→ Given request: Report the number of lines in these entries that contain "工作计划类文档". Write only the number.

=-=-=

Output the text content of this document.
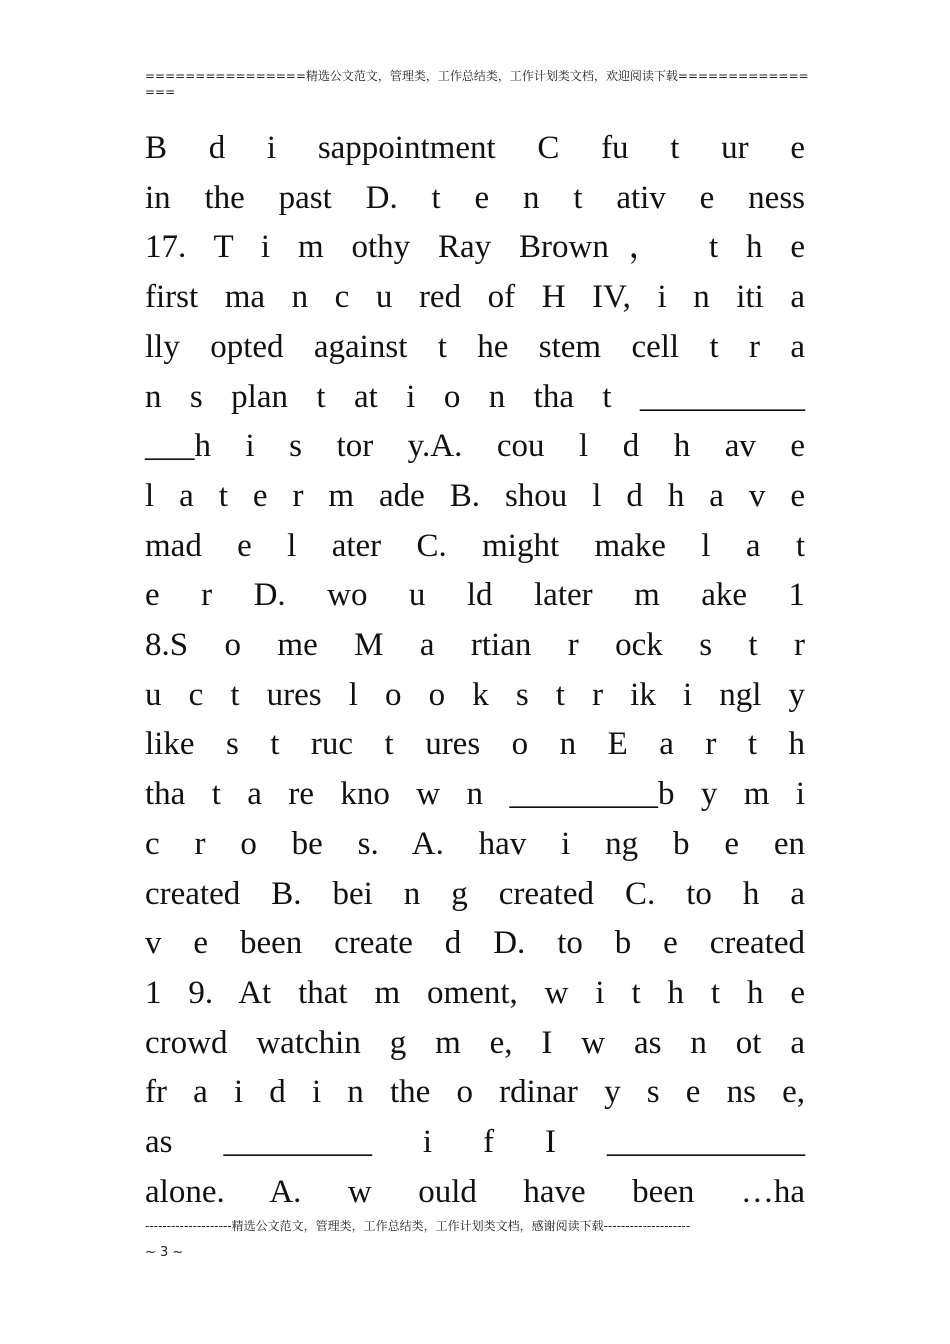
================精选公文范文，管理类，工作总结类，工作计划类文档，欢迎阅读下载================
B d i sappointment C fu t ur e
in the past D. t e n t ativ e ness
17. T i m othy Ray Brown， t h e
first ma n c u red of H IV, i n iti a
lly opted against t he stem cell t r a
n s plan t at i o n tha t __________
___h i s tor y.A. cou l d h av e
l a t e r m ade B. shou l d h a v e
mad e l ater C. might make l a t
e r D. wo u ld later m ake 1
8.S o me M a rtian r ock s t r
u c t ures l o o k s t r ik i ngl y
like s t ruc t ures o n E a r t h
tha t a re kno w n _________b y m i
c r o be s. A. hav i ng b e en
created B. bei n g created C. to h a
v e been create d D. to b e created
1 9. At that m oment, w i t h t h e
crowd watchin g m e, I w as n ot a
fr a i d i n the o rdinar y s e ns e,
as _________ i f I ____________
alone. A. w ould have been …ha
--------------------精选公文范文，管理类，工作总结类，工作计划类文档，感谢阅读下载--------------------
~ 3 ~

=-=-=

→ Response to this task: 2